*EXERCISE DIRECTIONS:*
Within the listing below, locate all lines containing the word "bottom". Copy each one.

*SOURCE MATERIAL:*
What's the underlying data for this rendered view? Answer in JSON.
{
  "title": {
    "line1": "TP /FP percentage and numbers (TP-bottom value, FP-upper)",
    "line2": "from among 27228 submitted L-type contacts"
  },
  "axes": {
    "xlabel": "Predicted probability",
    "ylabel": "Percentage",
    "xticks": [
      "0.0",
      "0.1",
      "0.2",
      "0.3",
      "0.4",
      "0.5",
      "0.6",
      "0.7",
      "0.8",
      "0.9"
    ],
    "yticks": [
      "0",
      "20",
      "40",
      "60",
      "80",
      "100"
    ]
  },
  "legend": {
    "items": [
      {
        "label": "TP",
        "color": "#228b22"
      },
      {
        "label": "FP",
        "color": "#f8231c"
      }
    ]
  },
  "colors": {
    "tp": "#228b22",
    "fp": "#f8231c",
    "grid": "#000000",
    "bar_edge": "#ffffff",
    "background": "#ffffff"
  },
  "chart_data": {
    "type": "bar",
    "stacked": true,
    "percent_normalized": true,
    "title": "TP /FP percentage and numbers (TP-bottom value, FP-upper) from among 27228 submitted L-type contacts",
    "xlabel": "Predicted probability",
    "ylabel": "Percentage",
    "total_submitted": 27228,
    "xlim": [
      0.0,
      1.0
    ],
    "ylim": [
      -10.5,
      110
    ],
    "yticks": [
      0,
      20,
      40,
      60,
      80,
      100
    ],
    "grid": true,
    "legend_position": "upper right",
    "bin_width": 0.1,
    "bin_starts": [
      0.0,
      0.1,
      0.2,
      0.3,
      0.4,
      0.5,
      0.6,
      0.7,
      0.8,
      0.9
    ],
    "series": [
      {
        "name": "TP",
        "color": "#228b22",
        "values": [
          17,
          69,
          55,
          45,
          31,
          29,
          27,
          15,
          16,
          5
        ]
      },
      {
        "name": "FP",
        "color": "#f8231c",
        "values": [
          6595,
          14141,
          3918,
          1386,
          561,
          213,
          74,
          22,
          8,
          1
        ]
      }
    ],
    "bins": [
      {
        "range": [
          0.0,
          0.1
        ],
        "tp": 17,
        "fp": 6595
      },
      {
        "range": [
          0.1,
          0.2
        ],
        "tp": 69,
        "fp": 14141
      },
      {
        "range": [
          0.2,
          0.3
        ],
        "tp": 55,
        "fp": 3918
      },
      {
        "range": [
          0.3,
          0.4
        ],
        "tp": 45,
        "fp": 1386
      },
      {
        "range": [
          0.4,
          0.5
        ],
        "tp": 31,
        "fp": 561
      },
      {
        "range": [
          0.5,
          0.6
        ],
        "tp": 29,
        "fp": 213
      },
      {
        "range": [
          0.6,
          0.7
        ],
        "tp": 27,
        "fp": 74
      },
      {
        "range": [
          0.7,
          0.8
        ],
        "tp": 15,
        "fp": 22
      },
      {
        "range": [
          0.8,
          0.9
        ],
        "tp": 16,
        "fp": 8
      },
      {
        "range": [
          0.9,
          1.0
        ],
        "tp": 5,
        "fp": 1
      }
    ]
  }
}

*EXERCISE ANSWER:*
    "line1": "TP /FP percentage and numbers (TP-bottom value, FP-upper)",
    "title": "TP /FP percentage and numbers (TP-bottom value, FP-upper) from among 27228 submitted L-type contacts",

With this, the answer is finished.